Directive: Would you extract the whole listing below and retype it exactly?

Records from a collection of figures:
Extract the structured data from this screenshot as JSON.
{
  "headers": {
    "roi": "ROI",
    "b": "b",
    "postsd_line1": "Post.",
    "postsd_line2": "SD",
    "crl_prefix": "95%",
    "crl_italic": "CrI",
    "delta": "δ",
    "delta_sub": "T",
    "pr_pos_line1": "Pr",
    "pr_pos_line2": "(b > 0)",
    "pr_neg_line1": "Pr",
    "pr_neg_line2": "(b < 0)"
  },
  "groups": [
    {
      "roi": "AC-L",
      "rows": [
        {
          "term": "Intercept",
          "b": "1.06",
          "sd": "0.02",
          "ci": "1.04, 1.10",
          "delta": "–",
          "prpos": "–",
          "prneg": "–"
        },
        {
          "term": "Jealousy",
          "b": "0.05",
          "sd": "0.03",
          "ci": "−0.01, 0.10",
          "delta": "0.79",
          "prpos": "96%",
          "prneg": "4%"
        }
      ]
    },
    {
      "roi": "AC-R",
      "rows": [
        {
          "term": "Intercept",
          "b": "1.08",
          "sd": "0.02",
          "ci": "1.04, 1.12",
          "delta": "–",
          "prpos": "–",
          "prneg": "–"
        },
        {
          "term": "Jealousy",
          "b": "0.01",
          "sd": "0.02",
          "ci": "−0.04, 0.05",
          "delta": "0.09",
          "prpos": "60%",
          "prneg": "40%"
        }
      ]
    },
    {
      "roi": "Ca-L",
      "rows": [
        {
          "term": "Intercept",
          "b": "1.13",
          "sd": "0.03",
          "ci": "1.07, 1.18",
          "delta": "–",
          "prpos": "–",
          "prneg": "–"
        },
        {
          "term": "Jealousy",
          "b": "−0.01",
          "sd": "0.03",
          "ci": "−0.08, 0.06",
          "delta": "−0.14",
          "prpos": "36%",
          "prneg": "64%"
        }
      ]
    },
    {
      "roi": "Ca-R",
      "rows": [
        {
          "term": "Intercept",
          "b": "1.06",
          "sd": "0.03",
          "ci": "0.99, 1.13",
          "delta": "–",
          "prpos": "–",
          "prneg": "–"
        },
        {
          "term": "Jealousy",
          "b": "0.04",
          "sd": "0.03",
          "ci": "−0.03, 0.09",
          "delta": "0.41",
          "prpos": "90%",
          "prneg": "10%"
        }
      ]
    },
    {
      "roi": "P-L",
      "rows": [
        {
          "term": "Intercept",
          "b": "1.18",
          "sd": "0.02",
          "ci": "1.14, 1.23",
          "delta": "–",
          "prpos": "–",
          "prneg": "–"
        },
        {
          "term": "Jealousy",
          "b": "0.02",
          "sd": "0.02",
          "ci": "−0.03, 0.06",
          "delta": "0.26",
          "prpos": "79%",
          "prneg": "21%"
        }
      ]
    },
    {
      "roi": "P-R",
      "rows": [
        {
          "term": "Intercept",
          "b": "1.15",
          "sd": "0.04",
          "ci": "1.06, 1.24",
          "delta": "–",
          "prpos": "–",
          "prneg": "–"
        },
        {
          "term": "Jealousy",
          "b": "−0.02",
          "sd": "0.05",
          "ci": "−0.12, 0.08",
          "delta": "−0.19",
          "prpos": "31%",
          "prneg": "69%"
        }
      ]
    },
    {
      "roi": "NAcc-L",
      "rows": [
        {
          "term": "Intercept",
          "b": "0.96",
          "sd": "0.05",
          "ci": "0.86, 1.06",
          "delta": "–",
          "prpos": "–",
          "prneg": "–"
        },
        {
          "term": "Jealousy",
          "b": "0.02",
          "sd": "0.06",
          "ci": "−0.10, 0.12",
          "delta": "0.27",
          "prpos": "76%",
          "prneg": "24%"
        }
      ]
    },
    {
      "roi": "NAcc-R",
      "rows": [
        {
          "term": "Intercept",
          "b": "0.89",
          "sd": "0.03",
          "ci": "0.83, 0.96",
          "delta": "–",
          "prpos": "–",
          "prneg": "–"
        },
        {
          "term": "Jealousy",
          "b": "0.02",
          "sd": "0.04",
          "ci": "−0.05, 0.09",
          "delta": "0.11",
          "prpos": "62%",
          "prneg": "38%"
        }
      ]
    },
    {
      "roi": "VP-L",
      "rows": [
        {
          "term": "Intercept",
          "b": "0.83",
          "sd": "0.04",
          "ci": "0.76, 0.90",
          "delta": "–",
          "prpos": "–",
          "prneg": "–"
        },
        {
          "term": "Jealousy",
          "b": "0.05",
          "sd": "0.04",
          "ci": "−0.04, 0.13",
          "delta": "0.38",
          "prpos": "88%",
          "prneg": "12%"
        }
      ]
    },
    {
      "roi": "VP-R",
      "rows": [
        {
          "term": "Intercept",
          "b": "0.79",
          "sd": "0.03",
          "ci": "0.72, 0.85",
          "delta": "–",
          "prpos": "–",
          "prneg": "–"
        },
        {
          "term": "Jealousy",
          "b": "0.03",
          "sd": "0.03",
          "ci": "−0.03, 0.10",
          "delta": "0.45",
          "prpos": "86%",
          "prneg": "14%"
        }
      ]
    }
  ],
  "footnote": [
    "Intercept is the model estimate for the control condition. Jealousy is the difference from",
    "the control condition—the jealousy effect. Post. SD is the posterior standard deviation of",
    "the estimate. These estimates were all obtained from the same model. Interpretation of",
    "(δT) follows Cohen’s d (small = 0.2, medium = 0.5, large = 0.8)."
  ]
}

Task response:
Extract the structured data from this screenshot as JSON.
{
  "headers": {
    "roi": "ROI",
    "b": "b",
    "postsd_line1": "Post.",
    "postsd_line2": "SD",
    "crl_prefix": "95%",
    "crl_italic": "CrI",
    "delta": "δ",
    "delta_sub": "T",
    "pr_pos_line1": "Pr",
    "pr_pos_line2": "(b > 0)",
    "pr_neg_line1": "Pr",
    "pr_neg_line2": "(b < 0)"
  },
  "groups": [
    {
      "roi": "AC-L",
      "rows": [
        {
          "term": "Intercept",
          "b": "1.06",
          "sd": "0.02",
          "ci": "1.04, 1.10",
          "delta": "–",
          "prpos": "–",
          "prneg": "–"
        },
        {
          "term": "Jealousy",
          "b": "0.05",
          "sd": "0.03",
          "ci": "−0.01, 0.10",
          "delta": "0.79",
          "prpos": "96%",
          "prneg": "4%"
        }
      ]
    },
    {
      "roi": "AC-R",
      "rows": [
        {
          "term": "Intercept",
          "b": "1.08",
          "sd": "0.02",
          "ci": "1.04, 1.12",
          "delta": "–",
          "prpos": "–",
          "prneg": "–"
        },
        {
          "term": "Jealousy",
          "b": "0.01",
          "sd": "0.02",
          "ci": "−0.04, 0.05",
          "delta": "0.09",
          "prpos": "60%",
          "prneg": "40%"
        }
      ]
    },
    {
      "roi": "Ca-L",
      "rows": [
        {
          "term": "Intercept",
          "b": "1.13",
          "sd": "0.03",
          "ci": "1.07, 1.18",
          "delta": "–",
          "prpos": "–",
          "prneg": "–"
        },
        {
          "term": "Jealousy",
          "b": "−0.01",
          "sd": "0.03",
          "ci": "−0.08, 0.06",
          "delta": "−0.14",
          "prpos": "36%",
          "prneg": "64%"
        }
      ]
    },
    {
      "roi": "Ca-R",
      "rows": [
        {
          "term": "Intercept",
          "b": "1.06",
          "sd": "0.03",
          "ci": "0.99, 1.13",
          "delta": "–",
          "prpos": "–",
          "prneg": "–"
        },
        {
          "term": "Jealousy",
          "b": "0.04",
          "sd": "0.03",
          "ci": "−0.03, 0.09",
          "delta": "0.41",
          "prpos": "90%",
          "prneg": "10%"
        }
      ]
    },
    {
      "roi": "P-L",
      "rows": [
        {
          "term": "Intercept",
          "b": "1.18",
          "sd": "0.02",
          "ci": "1.14, 1.23",
          "delta": "–",
          "prpos": "–",
          "prneg": "–"
        },
        {
          "term": "Jealousy",
          "b": "0.02",
          "sd": "0.02",
          "ci": "−0.03, 0.06",
          "delta": "0.26",
          "prpos": "79%",
          "prneg": "21%"
        }
      ]
    },
    {
      "roi": "P-R",
      "rows": [
        {
          "term": "Intercept",
          "b": "1.15",
          "sd": "0.04",
          "ci": "1.06, 1.24",
          "delta": "–",
          "prpos": "–",
          "prneg": "–"
        },
        {
          "term": "Jealousy",
          "b": "−0.02",
          "sd": "0.05",
          "ci": "−0.12, 0.08",
          "delta": "−0.19",
          "prpos": "31%",
          "prneg": "69%"
        }
      ]
    },
    {
      "roi": "NAcc-L",
      "rows": [
        {
          "term": "Intercept",
          "b": "0.96",
          "sd": "0.05",
          "ci": "0.86, 1.06",
          "delta": "–",
          "prpos": "–",
          "prneg": "–"
        },
        {
          "term": "Jealousy",
          "b": "0.02",
          "sd": "0.06",
          "ci": "−0.10, 0.12",
          "delta": "0.27",
          "prpos": "76%",
          "prneg": "24%"
        }
      ]
    },
    {
      "roi": "NAcc-R",
      "rows": [
        {
          "term": "Intercept",
          "b": "0.89",
          "sd": "0.03",
          "ci": "0.83, 0.96",
          "delta": "–",
          "prpos": "–",
          "prneg": "–"
        },
        {
          "term": "Jealousy",
          "b": "0.02",
          "sd": "0.04",
          "ci": "−0.05, 0.09",
          "delta": "0.11",
          "prpos": "62%",
          "prneg": "38%"
        }
      ]
    },
    {
      "roi": "VP-L",
      "rows": [
        {
          "term": "Intercept",
          "b": "0.83",
          "sd": "0.04",
          "ci": "0.76, 0.90",
          "delta": "–",
          "prpos": "–",
          "prneg": "–"
        },
        {
          "term": "Jealousy",
          "b": "0.05",
          "sd": "0.04",
          "ci": "−0.04, 0.13",
          "delta": "0.38",
          "prpos": "88%",
          "prneg": "12%"
        }
      ]
    },
    {
      "roi": "VP-R",
      "rows": [
        {
          "term": "Intercept",
          "b": "0.79",
          "sd": "0.03",
          "ci": "0.72, 0.85",
          "delta": "–",
          "prpos": "–",
          "prneg": "–"
        },
        {
          "term": "Jealousy",
          "b": "0.03",
          "sd": "0.03",
          "ci": "−0.03, 0.10",
          "delta": "0.45",
          "prpos": "86%",
          "prneg": "14%"
        }
      ]
    }
  ],
  "footnote": [
    "Intercept is the model estimate for the control condition. Jealousy is the difference from",
    "the control condition—the jealousy effect. Post. SD is the posterior standard deviation of",
    "the estimate. These estimates were all obtained from the same model. Interpretation of",
    "(δT) follows Cohen’s d (small = 0.2, medium = 0.5, large = 0.8)."
  ]
}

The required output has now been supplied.